Stored data:
________________________

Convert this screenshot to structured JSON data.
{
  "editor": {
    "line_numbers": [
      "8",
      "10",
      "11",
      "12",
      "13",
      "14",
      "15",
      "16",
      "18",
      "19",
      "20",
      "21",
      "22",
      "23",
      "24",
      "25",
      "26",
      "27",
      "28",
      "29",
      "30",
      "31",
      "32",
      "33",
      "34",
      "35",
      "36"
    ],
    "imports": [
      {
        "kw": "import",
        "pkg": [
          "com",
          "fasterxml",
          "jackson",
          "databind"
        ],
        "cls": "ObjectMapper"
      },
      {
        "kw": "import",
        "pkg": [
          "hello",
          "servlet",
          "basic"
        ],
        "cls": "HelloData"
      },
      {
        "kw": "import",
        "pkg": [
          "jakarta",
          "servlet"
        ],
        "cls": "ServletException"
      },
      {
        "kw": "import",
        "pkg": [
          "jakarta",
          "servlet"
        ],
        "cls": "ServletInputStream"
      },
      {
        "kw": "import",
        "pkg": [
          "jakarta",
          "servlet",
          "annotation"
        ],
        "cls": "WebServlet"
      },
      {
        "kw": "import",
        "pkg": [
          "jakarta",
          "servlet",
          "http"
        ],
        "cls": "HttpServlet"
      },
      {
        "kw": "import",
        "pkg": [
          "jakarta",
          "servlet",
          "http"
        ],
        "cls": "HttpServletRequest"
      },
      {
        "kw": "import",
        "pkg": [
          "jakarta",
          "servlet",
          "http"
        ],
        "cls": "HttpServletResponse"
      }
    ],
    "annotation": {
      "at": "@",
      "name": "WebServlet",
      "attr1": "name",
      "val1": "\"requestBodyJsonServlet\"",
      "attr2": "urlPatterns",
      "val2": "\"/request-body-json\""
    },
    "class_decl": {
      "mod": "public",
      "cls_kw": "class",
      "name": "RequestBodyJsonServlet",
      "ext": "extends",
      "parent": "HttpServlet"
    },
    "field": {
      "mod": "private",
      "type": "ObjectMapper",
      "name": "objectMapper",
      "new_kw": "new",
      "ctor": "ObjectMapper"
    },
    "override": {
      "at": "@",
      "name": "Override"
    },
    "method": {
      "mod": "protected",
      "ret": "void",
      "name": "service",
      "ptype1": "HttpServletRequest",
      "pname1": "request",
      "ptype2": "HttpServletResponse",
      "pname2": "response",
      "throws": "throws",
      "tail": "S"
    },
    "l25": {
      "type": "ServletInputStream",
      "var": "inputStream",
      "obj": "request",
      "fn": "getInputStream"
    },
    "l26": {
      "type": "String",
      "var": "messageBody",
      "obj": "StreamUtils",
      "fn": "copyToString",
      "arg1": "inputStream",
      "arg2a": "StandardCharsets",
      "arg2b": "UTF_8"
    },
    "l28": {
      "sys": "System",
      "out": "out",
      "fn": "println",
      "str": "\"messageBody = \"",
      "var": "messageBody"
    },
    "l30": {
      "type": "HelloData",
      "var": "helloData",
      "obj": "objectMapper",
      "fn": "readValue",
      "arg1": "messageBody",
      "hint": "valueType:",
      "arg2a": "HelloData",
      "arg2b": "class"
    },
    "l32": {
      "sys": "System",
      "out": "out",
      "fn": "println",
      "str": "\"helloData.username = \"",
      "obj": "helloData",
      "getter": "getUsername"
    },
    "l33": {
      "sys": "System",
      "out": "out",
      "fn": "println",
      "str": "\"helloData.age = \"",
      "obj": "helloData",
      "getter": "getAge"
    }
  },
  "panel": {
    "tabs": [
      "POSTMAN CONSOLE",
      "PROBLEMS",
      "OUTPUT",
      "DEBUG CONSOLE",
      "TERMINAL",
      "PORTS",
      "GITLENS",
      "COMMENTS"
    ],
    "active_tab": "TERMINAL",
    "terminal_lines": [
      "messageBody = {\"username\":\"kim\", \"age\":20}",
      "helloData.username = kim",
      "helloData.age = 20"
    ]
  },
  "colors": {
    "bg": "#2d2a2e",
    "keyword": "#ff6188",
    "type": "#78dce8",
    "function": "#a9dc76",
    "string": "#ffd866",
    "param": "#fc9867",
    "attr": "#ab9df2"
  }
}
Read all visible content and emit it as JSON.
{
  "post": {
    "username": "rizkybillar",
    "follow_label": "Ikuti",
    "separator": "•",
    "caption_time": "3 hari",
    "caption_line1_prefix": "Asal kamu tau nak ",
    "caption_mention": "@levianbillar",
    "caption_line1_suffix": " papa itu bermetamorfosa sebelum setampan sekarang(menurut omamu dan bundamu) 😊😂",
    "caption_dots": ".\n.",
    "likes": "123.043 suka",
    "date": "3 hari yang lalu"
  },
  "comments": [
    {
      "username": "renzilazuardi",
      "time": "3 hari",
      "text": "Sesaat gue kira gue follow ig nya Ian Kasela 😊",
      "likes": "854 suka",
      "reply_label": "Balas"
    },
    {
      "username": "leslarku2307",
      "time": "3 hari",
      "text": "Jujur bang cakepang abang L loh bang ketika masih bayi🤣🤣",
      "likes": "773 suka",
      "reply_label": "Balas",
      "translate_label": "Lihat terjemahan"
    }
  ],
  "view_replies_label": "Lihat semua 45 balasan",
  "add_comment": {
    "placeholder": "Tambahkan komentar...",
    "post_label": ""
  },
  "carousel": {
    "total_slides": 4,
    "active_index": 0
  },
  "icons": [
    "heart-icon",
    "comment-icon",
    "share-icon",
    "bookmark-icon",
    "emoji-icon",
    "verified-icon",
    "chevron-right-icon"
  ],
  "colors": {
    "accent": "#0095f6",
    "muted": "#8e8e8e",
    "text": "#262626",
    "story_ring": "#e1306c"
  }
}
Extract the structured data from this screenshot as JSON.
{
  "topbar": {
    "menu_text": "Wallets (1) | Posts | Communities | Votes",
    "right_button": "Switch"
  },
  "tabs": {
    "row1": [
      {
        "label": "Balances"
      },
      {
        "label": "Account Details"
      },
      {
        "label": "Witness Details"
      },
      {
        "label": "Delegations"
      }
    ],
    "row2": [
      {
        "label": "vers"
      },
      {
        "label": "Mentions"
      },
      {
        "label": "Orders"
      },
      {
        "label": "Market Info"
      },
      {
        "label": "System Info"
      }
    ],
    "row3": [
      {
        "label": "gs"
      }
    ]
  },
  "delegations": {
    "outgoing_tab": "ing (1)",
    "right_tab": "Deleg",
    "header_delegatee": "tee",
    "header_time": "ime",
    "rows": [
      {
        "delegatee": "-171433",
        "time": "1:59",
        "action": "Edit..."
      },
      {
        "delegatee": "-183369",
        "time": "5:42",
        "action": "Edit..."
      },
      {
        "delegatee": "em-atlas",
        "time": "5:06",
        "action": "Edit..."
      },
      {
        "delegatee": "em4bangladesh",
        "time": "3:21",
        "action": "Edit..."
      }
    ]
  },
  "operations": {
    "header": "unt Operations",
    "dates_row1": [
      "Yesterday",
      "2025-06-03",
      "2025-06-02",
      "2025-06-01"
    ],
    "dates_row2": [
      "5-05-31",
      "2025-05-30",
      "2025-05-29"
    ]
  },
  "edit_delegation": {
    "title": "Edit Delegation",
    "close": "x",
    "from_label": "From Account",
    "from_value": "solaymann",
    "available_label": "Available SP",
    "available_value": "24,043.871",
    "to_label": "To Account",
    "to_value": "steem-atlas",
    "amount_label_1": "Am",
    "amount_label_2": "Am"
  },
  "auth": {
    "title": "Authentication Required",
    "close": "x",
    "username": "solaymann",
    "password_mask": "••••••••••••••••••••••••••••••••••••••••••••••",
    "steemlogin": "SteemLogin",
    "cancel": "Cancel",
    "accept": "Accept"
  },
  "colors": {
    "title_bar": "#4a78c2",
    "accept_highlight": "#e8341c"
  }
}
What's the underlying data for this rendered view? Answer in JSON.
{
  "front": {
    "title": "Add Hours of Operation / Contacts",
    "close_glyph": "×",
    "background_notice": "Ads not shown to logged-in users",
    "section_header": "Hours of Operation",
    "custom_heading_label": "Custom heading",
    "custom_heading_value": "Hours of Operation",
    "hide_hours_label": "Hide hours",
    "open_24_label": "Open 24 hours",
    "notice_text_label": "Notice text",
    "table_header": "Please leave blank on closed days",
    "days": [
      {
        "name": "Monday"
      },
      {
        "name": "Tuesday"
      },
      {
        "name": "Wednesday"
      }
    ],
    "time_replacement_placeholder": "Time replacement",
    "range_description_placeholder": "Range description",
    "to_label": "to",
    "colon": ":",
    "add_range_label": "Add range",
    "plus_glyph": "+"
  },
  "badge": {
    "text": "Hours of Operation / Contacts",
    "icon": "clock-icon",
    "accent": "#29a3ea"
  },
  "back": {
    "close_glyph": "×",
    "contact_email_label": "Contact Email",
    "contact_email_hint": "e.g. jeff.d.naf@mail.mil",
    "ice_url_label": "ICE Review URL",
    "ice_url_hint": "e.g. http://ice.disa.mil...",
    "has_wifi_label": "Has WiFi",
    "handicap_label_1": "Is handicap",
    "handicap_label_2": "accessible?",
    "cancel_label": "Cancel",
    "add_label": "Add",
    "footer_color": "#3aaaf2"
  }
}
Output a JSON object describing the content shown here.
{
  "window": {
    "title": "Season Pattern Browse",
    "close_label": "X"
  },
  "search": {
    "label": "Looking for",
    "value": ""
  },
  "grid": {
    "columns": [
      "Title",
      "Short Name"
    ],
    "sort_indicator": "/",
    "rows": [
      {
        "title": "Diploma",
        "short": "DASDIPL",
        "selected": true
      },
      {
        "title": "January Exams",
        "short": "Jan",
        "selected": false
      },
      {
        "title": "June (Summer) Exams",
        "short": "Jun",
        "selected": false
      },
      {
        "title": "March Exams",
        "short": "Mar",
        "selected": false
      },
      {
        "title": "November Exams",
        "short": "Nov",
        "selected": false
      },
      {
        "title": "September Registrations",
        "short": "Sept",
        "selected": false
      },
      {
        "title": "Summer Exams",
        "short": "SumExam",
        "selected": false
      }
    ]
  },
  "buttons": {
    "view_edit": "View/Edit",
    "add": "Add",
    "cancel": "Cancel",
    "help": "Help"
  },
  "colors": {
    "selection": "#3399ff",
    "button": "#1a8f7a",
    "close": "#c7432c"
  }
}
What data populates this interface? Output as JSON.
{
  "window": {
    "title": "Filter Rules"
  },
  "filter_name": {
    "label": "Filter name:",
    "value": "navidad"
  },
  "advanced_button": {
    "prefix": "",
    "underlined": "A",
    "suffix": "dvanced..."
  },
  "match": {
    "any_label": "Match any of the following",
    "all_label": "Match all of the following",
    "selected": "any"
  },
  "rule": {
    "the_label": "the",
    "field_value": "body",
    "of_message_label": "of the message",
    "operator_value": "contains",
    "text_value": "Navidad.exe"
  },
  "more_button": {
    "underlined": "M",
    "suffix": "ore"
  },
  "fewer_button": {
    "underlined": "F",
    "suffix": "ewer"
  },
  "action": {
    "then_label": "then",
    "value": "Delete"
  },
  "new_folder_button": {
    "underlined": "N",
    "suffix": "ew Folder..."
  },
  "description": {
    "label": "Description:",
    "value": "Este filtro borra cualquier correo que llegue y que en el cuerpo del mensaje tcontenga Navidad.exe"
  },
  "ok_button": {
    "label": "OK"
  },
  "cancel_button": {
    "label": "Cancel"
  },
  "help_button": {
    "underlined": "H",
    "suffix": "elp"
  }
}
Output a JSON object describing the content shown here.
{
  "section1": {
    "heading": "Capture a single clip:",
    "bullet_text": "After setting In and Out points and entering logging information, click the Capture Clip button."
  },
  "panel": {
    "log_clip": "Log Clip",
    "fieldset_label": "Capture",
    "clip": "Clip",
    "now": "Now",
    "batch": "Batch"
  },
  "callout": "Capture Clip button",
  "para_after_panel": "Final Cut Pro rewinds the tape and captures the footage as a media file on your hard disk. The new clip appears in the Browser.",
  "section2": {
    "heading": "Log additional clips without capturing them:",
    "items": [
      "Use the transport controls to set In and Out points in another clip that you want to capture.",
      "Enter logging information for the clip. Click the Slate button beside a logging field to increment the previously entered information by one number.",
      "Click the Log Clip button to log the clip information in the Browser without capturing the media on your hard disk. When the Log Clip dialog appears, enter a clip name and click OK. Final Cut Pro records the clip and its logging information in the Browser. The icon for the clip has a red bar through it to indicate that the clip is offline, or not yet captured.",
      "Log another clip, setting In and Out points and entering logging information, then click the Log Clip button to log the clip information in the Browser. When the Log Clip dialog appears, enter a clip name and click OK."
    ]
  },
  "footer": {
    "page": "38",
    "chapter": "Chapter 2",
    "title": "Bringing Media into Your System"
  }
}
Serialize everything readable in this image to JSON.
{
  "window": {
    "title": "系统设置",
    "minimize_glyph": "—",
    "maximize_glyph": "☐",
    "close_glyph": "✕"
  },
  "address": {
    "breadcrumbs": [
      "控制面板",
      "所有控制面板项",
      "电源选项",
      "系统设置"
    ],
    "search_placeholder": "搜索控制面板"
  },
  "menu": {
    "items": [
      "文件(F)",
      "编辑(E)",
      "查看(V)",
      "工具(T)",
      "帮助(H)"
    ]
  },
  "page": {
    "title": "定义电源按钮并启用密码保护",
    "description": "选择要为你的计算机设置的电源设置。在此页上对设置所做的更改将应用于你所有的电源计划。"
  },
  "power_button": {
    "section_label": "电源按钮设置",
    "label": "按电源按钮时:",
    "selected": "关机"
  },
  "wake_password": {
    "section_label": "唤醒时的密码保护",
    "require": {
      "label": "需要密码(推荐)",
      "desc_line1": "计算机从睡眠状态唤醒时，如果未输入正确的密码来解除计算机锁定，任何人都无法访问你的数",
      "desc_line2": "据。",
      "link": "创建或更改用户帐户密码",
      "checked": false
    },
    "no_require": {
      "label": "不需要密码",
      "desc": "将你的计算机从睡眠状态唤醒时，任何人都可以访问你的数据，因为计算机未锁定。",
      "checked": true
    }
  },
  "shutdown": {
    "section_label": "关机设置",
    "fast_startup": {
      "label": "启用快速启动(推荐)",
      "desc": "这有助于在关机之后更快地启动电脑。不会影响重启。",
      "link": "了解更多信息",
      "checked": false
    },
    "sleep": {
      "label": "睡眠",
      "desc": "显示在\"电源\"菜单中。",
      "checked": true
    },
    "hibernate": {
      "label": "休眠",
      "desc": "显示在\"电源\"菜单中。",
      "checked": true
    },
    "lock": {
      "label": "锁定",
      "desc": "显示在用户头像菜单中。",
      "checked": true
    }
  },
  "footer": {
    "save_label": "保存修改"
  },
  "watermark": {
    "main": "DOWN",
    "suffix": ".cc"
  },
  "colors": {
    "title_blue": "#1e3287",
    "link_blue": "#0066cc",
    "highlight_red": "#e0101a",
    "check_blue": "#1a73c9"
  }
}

________________________

#### Directions for this task:
Search the material above for "dialog". Pull out each line where it shows up.

#### Answer to the exercise:
      "Click the Log Clip button to log the clip information in the Browser without capturing the media on your hard disk. When the Log Clip dialog appears, enter a clip name and click OK. Final Cut Pro records the clip and its logging information in the Browser. The icon for the clip has a red bar through it to indicate that the clip is offline, or not yet captured.",
      "Log another clip, setting In and Out points and entering logging information, then click the Log Clip button to log the clip information in the Browser. When the Log Clip dialog appears, enter a clip name and click OK."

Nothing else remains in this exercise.